Task directions: Please write out the complete listing that follows, exactly as it reads.

Stored entries:

+++

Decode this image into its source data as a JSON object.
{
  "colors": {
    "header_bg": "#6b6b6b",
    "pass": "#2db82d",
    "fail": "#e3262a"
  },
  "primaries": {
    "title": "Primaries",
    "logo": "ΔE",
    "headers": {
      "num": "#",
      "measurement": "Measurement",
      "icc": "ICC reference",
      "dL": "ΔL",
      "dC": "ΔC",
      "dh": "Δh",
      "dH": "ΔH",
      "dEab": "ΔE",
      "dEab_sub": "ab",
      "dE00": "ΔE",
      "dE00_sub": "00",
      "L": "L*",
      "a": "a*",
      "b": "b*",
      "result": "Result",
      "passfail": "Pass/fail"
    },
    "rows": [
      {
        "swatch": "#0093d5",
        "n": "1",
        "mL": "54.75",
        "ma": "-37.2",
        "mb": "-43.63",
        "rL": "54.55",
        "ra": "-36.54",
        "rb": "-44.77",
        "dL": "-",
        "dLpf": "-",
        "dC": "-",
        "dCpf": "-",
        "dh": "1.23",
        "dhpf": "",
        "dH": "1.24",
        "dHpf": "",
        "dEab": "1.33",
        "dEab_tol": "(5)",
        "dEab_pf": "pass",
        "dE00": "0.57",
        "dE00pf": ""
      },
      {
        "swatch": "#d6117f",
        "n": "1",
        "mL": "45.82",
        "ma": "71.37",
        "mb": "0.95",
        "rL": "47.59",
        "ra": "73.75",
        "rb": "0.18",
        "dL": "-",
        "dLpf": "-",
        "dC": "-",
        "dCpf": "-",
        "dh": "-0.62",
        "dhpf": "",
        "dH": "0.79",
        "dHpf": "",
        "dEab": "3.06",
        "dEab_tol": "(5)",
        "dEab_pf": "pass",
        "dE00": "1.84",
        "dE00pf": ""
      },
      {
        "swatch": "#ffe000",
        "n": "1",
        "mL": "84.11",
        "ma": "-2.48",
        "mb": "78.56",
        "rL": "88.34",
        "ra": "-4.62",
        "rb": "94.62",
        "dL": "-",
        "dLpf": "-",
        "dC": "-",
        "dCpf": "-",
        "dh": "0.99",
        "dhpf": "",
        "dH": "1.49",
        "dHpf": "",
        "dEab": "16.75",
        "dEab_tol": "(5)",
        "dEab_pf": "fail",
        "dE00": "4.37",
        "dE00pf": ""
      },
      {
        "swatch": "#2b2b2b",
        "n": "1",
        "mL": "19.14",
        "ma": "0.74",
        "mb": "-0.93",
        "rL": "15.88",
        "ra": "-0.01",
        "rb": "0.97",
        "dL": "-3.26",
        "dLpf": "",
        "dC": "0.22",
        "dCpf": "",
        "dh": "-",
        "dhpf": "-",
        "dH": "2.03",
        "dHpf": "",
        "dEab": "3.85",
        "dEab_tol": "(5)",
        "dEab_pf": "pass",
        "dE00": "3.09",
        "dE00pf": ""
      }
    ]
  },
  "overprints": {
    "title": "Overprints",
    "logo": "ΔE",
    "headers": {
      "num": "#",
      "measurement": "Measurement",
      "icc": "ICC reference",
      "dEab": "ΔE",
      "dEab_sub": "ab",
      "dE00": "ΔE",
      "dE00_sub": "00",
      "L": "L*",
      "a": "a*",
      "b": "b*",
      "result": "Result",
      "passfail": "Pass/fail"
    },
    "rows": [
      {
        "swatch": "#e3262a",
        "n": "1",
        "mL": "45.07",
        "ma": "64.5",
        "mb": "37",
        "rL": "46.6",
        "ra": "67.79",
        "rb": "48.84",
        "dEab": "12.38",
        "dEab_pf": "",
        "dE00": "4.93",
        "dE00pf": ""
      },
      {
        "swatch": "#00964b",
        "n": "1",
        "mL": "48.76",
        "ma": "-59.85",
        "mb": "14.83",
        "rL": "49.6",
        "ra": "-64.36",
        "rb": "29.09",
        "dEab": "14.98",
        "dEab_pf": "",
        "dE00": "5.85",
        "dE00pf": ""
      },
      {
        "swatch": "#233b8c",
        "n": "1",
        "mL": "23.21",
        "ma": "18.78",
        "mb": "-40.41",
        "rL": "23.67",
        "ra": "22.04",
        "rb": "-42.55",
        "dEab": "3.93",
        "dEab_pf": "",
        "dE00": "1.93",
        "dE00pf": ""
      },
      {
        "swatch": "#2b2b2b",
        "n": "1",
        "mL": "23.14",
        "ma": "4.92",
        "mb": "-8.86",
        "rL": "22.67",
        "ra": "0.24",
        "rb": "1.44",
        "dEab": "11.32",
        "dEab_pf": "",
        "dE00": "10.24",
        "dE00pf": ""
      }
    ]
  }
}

+++

Written answer:
Decode this image into its source data as a JSON object.
{
  "colors": {
    "header_bg": "#6b6b6b",
    "pass": "#2db82d",
    "fail": "#e3262a"
  },
  "primaries": {
    "title": "Primaries",
    "logo": "ΔE",
    "headers": {
      "num": "#",
      "measurement": "Measurement",
      "icc": "ICC reference",
      "dL": "ΔL",
      "dC": "ΔC",
      "dh": "Δh",
      "dH": "ΔH",
      "dEab": "ΔE",
      "dEab_sub": "ab",
      "dE00": "ΔE",
      "dE00_sub": "00",
      "L": "L*",
      "a": "a*",
      "b": "b*",
      "result": "Result",
      "passfail": "Pass/fail"
    },
    "rows": [
      {
        "swatch": "#0093d5",
        "n": "1",
        "mL": "54.75",
        "ma": "-37.2",
        "mb": "-43.63",
        "rL": "54.55",
        "ra": "-36.54",
        "rb": "-44.77",
        "dL": "-",
        "dLpf": "-",
        "dC": "-",
        "dCpf": "-",
        "dh": "1.23",
        "dhpf": "",
        "dH": "1.24",
        "dHpf": "",
        "dEab": "1.33",
        "dEab_tol": "(5)",
        "dEab_pf": "pass",
        "dE00": "0.57",
        "dE00pf": ""
      },
      {
        "swatch": "#d6117f",
        "n": "1",
        "mL": "45.82",
        "ma": "71.37",
        "mb": "0.95",
        "rL": "47.59",
        "ra": "73.75",
        "rb": "0.18",
        "dL": "-",
        "dLpf": "-",
        "dC": "-",
        "dCpf": "-",
        "dh": "-0.62",
        "dhpf": "",
        "dH": "0.79",
        "dHpf": "",
        "dEab": "3.06",
        "dEab_tol": "(5)",
        "dEab_pf": "pass",
        "dE00": "1.84",
        "dE00pf": ""
      },
      {
        "swatch": "#ffe000",
        "n": "1",
        "mL": "84.11",
        "ma": "-2.48",
        "mb": "78.56",
        "rL": "88.34",
        "ra": "-4.62",
        "rb": "94.62",
        "dL": "-",
        "dLpf": "-",
        "dC": "-",
        "dCpf": "-",
        "dh": "0.99",
        "dhpf": "",
        "dH": "1.49",
        "dHpf": "",
        "dEab": "16.75",
        "dEab_tol": "(5)",
        "dEab_pf": "fail",
        "dE00": "4.37",
        "dE00pf": ""
      },
      {
        "swatch": "#2b2b2b",
        "n": "1",
        "mL": "19.14",
        "ma": "0.74",
        "mb": "-0.93",
        "rL": "15.88",
        "ra": "-0.01",
        "rb": "0.97",
        "dL": "-3.26",
        "dLpf": "",
        "dC": "0.22",
        "dCpf": "",
        "dh": "-",
        "dhpf": "-",
        "dH": "2.03",
        "dHpf": "",
        "dEab": "3.85",
        "dEab_tol": "(5)",
        "dEab_pf": "pass",
        "dE00": "3.09",
        "dE00pf": ""
      }
    ]
  },
  "overprints": {
    "title": "Overprints",
    "logo": "ΔE",
    "headers": {
      "num": "#",
      "measurement": "Measurement",
      "icc": "ICC reference",
      "dEab": "ΔE",
      "dEab_sub": "ab",
      "dE00": "ΔE",
      "dE00_sub": "00",
      "L": "L*",
      "a": "a*",
      "b": "b*",
      "result": "Result",
      "passfail": "Pass/fail"
    },
    "rows": [
      {
        "swatch": "#e3262a",
        "n": "1",
        "mL": "45.07",
        "ma": "64.5",
        "mb": "37",
        "rL": "46.6",
        "ra": "67.79",
        "rb": "48.84",
        "dEab": "12.38",
        "dEab_pf": "",
        "dE00": "4.93",
        "dE00pf": ""
      },
      {
        "swatch": "#00964b",
        "n": "1",
        "mL": "48.76",
        "ma": "-59.85",
        "mb": "14.83",
        "rL": "49.6",
        "ra": "-64.36",
        "rb": "29.09",
        "dEab": "14.98",
        "dEab_pf": "",
        "dE00": "5.85",
        "dE00pf": ""
      },
      {
        "swatch": "#233b8c",
        "n": "1",
        "mL": "23.21",
        "ma": "18.78",
        "mb": "-40.41",
        "rL": "23.67",
        "ra": "22.04",
        "rb": "-42.55",
        "dEab": "3.93",
        "dEab_pf": "",
        "dE00": "1.93",
        "dE00pf": ""
      },
      {
        "swatch": "#2b2b2b",
        "n": "1",
        "mL": "23.14",
        "ma": "4.92",
        "mb": "-8.86",
        "rL": "22.67",
        "ra": "0.24",
        "rb": "1.44",
        "dEab": "11.32",
        "dEab_pf": "",
        "dE00": "10.24",
        "dE00pf": ""
      }
    ]
  }
}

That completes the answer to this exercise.